(Requirement): In the listing below, locate the lines that hold "propriedade" and copy them.

(Material shown):

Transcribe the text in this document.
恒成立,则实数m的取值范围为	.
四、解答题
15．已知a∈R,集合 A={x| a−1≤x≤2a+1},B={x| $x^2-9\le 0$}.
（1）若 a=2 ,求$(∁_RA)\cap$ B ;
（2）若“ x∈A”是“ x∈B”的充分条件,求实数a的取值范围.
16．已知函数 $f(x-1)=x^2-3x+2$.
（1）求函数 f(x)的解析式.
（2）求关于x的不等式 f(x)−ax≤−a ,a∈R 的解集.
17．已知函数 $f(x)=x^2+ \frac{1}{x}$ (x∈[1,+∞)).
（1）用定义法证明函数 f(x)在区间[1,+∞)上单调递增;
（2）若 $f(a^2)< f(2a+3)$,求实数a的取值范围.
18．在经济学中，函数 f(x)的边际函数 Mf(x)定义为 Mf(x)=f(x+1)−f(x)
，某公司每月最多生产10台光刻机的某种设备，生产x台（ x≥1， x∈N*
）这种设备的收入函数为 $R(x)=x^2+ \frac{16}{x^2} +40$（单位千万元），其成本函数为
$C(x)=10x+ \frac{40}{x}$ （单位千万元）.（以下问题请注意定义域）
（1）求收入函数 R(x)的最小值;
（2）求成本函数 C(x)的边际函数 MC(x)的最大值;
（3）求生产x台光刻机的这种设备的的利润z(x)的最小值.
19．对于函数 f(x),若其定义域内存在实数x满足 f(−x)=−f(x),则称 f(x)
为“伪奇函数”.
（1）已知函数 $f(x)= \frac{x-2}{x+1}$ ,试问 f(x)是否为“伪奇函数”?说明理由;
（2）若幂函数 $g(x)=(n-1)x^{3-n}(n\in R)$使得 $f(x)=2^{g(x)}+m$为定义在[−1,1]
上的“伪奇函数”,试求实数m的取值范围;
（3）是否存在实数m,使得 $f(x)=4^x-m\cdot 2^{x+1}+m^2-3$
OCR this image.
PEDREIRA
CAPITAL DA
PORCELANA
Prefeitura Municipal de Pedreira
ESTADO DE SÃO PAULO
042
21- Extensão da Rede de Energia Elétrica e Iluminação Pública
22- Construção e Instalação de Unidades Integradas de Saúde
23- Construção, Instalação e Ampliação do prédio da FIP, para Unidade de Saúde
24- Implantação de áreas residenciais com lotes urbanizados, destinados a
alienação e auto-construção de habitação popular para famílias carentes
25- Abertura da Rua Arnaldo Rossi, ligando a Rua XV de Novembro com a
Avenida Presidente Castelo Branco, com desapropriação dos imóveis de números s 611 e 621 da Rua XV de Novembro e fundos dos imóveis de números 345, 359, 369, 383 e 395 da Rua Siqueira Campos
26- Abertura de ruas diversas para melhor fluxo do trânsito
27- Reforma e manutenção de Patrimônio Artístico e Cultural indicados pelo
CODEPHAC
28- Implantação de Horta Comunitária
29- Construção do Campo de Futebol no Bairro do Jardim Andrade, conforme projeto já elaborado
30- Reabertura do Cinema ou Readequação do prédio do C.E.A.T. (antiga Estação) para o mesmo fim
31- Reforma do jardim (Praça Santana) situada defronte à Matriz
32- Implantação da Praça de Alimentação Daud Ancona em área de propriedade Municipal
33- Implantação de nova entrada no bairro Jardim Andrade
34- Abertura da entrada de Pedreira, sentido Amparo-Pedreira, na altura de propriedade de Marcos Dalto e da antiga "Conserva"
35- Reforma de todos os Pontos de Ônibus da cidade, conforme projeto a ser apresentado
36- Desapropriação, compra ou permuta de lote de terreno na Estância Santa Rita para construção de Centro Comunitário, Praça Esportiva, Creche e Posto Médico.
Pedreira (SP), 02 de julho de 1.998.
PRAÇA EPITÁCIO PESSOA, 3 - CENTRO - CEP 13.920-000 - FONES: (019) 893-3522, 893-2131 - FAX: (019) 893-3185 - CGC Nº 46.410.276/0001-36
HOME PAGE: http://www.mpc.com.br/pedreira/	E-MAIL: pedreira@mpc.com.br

--

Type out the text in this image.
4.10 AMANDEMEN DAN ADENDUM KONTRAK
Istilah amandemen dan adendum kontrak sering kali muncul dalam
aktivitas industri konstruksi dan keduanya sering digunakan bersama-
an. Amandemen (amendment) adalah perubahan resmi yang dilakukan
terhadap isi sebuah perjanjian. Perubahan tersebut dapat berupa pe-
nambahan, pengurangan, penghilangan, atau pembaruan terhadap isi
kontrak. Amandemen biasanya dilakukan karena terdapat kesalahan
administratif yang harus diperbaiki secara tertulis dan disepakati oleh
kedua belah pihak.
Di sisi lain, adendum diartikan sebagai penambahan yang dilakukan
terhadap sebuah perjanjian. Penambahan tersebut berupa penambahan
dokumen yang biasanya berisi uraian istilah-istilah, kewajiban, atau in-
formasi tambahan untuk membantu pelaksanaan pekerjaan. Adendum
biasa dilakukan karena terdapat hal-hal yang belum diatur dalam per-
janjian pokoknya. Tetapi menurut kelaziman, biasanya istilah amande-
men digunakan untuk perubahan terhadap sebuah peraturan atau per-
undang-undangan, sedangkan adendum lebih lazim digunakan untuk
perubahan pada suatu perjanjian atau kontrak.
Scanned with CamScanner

(Result of the exercise):
32- Implantação da Praça de Alimentação Daud Ancona em área de propriedade Municipal
34- Abertura da entrada de Pedreira, sentido Amparo-Pedreira, na altura de propriedade de Marcos Dalto e da antiga "Conserva"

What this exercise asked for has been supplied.